■ **What the task asks**: Please set down all the lines beneath this one exactly, without the pictures.

■ **Data to use**:
BEGIN

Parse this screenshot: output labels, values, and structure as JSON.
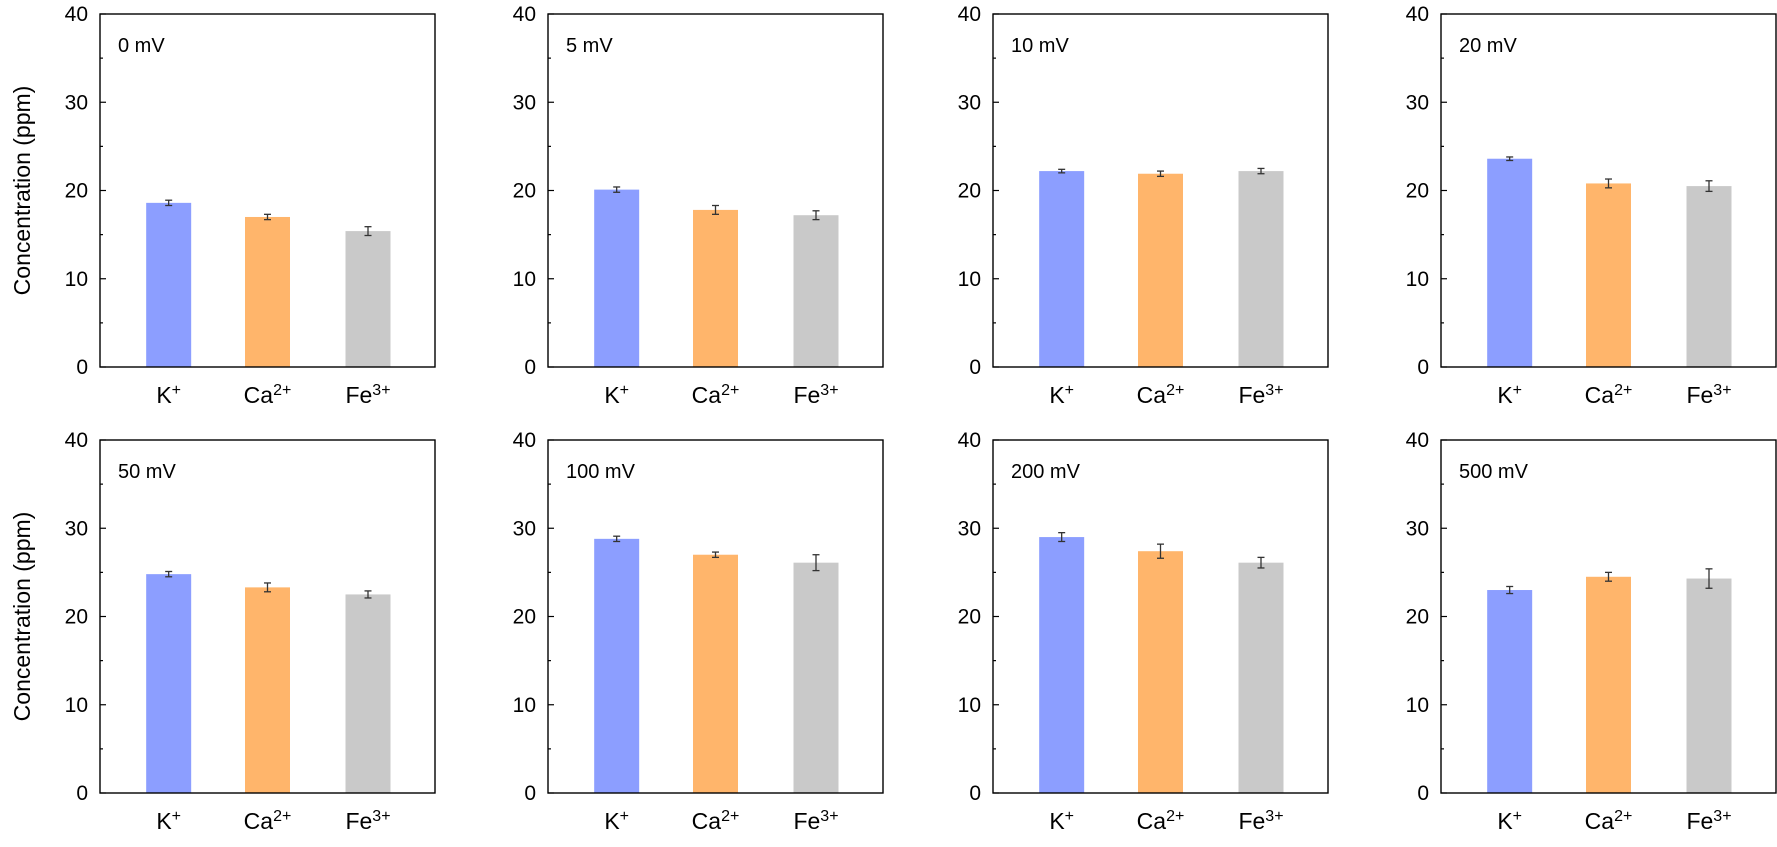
{
  "chart_data": [
    {
      "type": "bar",
      "title": "0 mV",
      "ylabel": "Concentration (ppm)",
      "ylim": [
        0,
        40
      ],
      "yticks": [
        0,
        10,
        20,
        30,
        40
      ],
      "categories": [
        {
          "base": "K",
          "sup": "+"
        },
        {
          "base": "Ca",
          "sup": "2+"
        },
        {
          "base": "Fe",
          "sup": "3+"
        }
      ],
      "values": [
        18.6,
        17.0,
        15.4
      ],
      "errors": [
        0.3,
        0.3,
        0.5
      ],
      "colors": [
        "#8c9eff",
        "#ffb56b",
        "#c9c9c9"
      ]
    },
    {
      "type": "bar",
      "title": "5 mV",
      "ylabel": "",
      "ylim": [
        0,
        40
      ],
      "yticks": [
        0,
        10,
        20,
        30,
        40
      ],
      "categories": [
        {
          "base": "K",
          "sup": "+"
        },
        {
          "base": "Ca",
          "sup": "2+"
        },
        {
          "base": "Fe",
          "sup": "3+"
        }
      ],
      "values": [
        20.1,
        17.8,
        17.2
      ],
      "errors": [
        0.3,
        0.5,
        0.5
      ],
      "colors": [
        "#8c9eff",
        "#ffb56b",
        "#c9c9c9"
      ]
    },
    {
      "type": "bar",
      "title": "10 mV",
      "ylabel": "",
      "ylim": [
        0,
        40
      ],
      "yticks": [
        0,
        10,
        20,
        30,
        40
      ],
      "categories": [
        {
          "base": "K",
          "sup": "+"
        },
        {
          "base": "Ca",
          "sup": "2+"
        },
        {
          "base": "Fe",
          "sup": "3+"
        }
      ],
      "values": [
        22.2,
        21.9,
        22.2
      ],
      "errors": [
        0.2,
        0.3,
        0.3
      ],
      "colors": [
        "#8c9eff",
        "#ffb56b",
        "#c9c9c9"
      ]
    },
    {
      "type": "bar",
      "title": "20 mV",
      "ylabel": "",
      "ylim": [
        0,
        40
      ],
      "yticks": [
        0,
        10,
        20,
        30,
        40
      ],
      "categories": [
        {
          "base": "K",
          "sup": "+"
        },
        {
          "base": "Ca",
          "sup": "2+"
        },
        {
          "base": "Fe",
          "sup": "3+"
        }
      ],
      "values": [
        23.6,
        20.8,
        20.5
      ],
      "errors": [
        0.2,
        0.5,
        0.6
      ],
      "colors": [
        "#8c9eff",
        "#ffb56b",
        "#c9c9c9"
      ]
    },
    {
      "type": "bar",
      "title": "50 mV",
      "ylabel": "Concentration (ppm)",
      "ylim": [
        0,
        40
      ],
      "yticks": [
        0,
        10,
        20,
        30,
        40
      ],
      "categories": [
        {
          "base": "K",
          "sup": "+"
        },
        {
          "base": "Ca",
          "sup": "2+"
        },
        {
          "base": "Fe",
          "sup": "3+"
        }
      ],
      "values": [
        24.8,
        23.3,
        22.5
      ],
      "errors": [
        0.3,
        0.5,
        0.4
      ],
      "colors": [
        "#8c9eff",
        "#ffb56b",
        "#c9c9c9"
      ]
    },
    {
      "type": "bar",
      "title": "100 mV",
      "ylabel": "",
      "ylim": [
        0,
        40
      ],
      "yticks": [
        0,
        10,
        20,
        30,
        40
      ],
      "categories": [
        {
          "base": "K",
          "sup": "+"
        },
        {
          "base": "Ca",
          "sup": "2+"
        },
        {
          "base": "Fe",
          "sup": "3+"
        }
      ],
      "values": [
        28.8,
        27.0,
        26.1
      ],
      "errors": [
        0.3,
        0.3,
        0.9
      ],
      "colors": [
        "#8c9eff",
        "#ffb56b",
        "#c9c9c9"
      ]
    },
    {
      "type": "bar",
      "title": "200 mV",
      "ylabel": "",
      "ylim": [
        0,
        40
      ],
      "yticks": [
        0,
        10,
        20,
        30,
        40
      ],
      "categories": [
        {
          "base": "K",
          "sup": "+"
        },
        {
          "base": "Ca",
          "sup": "2+"
        },
        {
          "base": "Fe",
          "sup": "3+"
        }
      ],
      "values": [
        29.0,
        27.4,
        26.1
      ],
      "errors": [
        0.5,
        0.8,
        0.6
      ],
      "colors": [
        "#8c9eff",
        "#ffb56b",
        "#c9c9c9"
      ]
    },
    {
      "type": "bar",
      "title": "500 mV",
      "ylabel": "",
      "ylim": [
        0,
        40
      ],
      "yticks": [
        0,
        10,
        20,
        30,
        40
      ],
      "categories": [
        {
          "base": "K",
          "sup": "+"
        },
        {
          "base": "Ca",
          "sup": "2+"
        },
        {
          "base": "Fe",
          "sup": "3+"
        }
      ],
      "values": [
        23.0,
        24.5,
        24.3
      ],
      "errors": [
        0.4,
        0.5,
        1.1
      ],
      "colors": [
        "#8c9eff",
        "#ffb56b",
        "#c9c9c9"
      ]
    }
  ]
}
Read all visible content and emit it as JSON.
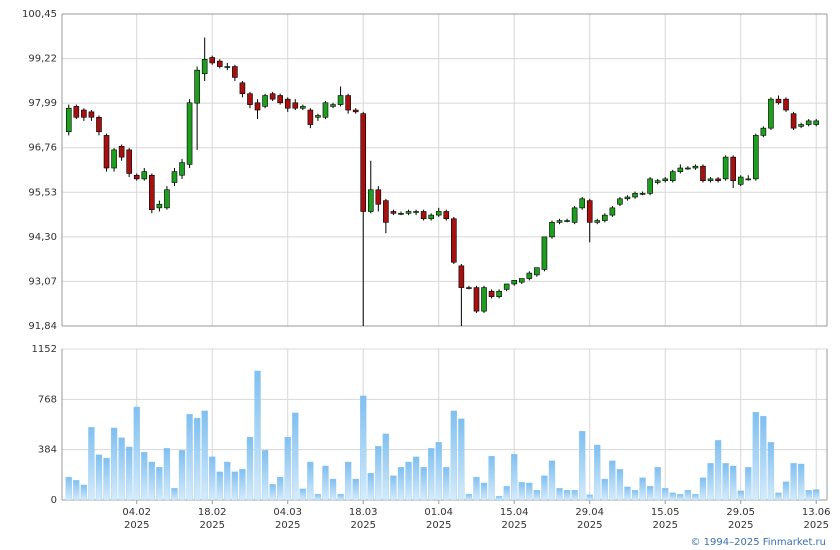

END

■ **Solution to this task**:
Parse this screenshot: output labels, values, and structure as JSON.
{
  "chart_data": [
    {
      "type": "bar",
      "title": "0 mV",
      "ylabel": "Concentration (ppm)",
      "ylim": [
        0,
        40
      ],
      "yticks": [
        0,
        10,
        20,
        30,
        40
      ],
      "categories": [
        {
          "base": "K",
          "sup": "+"
        },
        {
          "base": "Ca",
          "sup": "2+"
        },
        {
          "base": "Fe",
          "sup": "3+"
        }
      ],
      "values": [
        18.6,
        17.0,
        15.4
      ],
      "errors": [
        0.3,
        0.3,
        0.5
      ],
      "colors": [
        "#8c9eff",
        "#ffb56b",
        "#c9c9c9"
      ]
    },
    {
      "type": "bar",
      "title": "5 mV",
      "ylabel": "",
      "ylim": [
        0,
        40
      ],
      "yticks": [
        0,
        10,
        20,
        30,
        40
      ],
      "categories": [
        {
          "base": "K",
          "sup": "+"
        },
        {
          "base": "Ca",
          "sup": "2+"
        },
        {
          "base": "Fe",
          "sup": "3+"
        }
      ],
      "values": [
        20.1,
        17.8,
        17.2
      ],
      "errors": [
        0.3,
        0.5,
        0.5
      ],
      "colors": [
        "#8c9eff",
        "#ffb56b",
        "#c9c9c9"
      ]
    },
    {
      "type": "bar",
      "title": "10 mV",
      "ylabel": "",
      "ylim": [
        0,
        40
      ],
      "yticks": [
        0,
        10,
        20,
        30,
        40
      ],
      "categories": [
        {
          "base": "K",
          "sup": "+"
        },
        {
          "base": "Ca",
          "sup": "2+"
        },
        {
          "base": "Fe",
          "sup": "3+"
        }
      ],
      "values": [
        22.2,
        21.9,
        22.2
      ],
      "errors": [
        0.2,
        0.3,
        0.3
      ],
      "colors": [
        "#8c9eff",
        "#ffb56b",
        "#c9c9c9"
      ]
    },
    {
      "type": "bar",
      "title": "20 mV",
      "ylabel": "",
      "ylim": [
        0,
        40
      ],
      "yticks": [
        0,
        10,
        20,
        30,
        40
      ],
      "categories": [
        {
          "base": "K",
          "sup": "+"
        },
        {
          "base": "Ca",
          "sup": "2+"
        },
        {
          "base": "Fe",
          "sup": "3+"
        }
      ],
      "values": [
        23.6,
        20.8,
        20.5
      ],
      "errors": [
        0.2,
        0.5,
        0.6
      ],
      "colors": [
        "#8c9eff",
        "#ffb56b",
        "#c9c9c9"
      ]
    },
    {
      "type": "bar",
      "title": "50 mV",
      "ylabel": "Concentration (ppm)",
      "ylim": [
        0,
        40
      ],
      "yticks": [
        0,
        10,
        20,
        30,
        40
      ],
      "categories": [
        {
          "base": "K",
          "sup": "+"
        },
        {
          "base": "Ca",
          "sup": "2+"
        },
        {
          "base": "Fe",
          "sup": "3+"
        }
      ],
      "values": [
        24.8,
        23.3,
        22.5
      ],
      "errors": [
        0.3,
        0.5,
        0.4
      ],
      "colors": [
        "#8c9eff",
        "#ffb56b",
        "#c9c9c9"
      ]
    },
    {
      "type": "bar",
      "title": "100 mV",
      "ylabel": "",
      "ylim": [
        0,
        40
      ],
      "yticks": [
        0,
        10,
        20,
        30,
        40
      ],
      "categories": [
        {
          "base": "K",
          "sup": "+"
        },
        {
          "base": "Ca",
          "sup": "2+"
        },
        {
          "base": "Fe",
          "sup": "3+"
        }
      ],
      "values": [
        28.8,
        27.0,
        26.1
      ],
      "errors": [
        0.3,
        0.3,
        0.9
      ],
      "colors": [
        "#8c9eff",
        "#ffb56b",
        "#c9c9c9"
      ]
    },
    {
      "type": "bar",
      "title": "200 mV",
      "ylabel": "",
      "ylim": [
        0,
        40
      ],
      "yticks": [
        0,
        10,
        20,
        30,
        40
      ],
      "categories": [
        {
          "base": "K",
          "sup": "+"
        },
        {
          "base": "Ca",
          "sup": "2+"
        },
        {
          "base": "Fe",
          "sup": "3+"
        }
      ],
      "values": [
        29.0,
        27.4,
        26.1
      ],
      "errors": [
        0.5,
        0.8,
        0.6
      ],
      "colors": [
        "#8c9eff",
        "#ffb56b",
        "#c9c9c9"
      ]
    },
    {
      "type": "bar",
      "title": "500 mV",
      "ylabel": "",
      "ylim": [
        0,
        40
      ],
      "yticks": [
        0,
        10,
        20,
        30,
        40
      ],
      "categories": [
        {
          "base": "K",
          "sup": "+"
        },
        {
          "base": "Ca",
          "sup": "2+"
        },
        {
          "base": "Fe",
          "sup": "3+"
        }
      ],
      "values": [
        23.0,
        24.5,
        24.3
      ],
      "errors": [
        0.4,
        0.5,
        1.1
      ],
      "colors": [
        "#8c9eff",
        "#ffb56b",
        "#c9c9c9"
      ]
    }
  ]
}
Read all visible content and emit it as JSON.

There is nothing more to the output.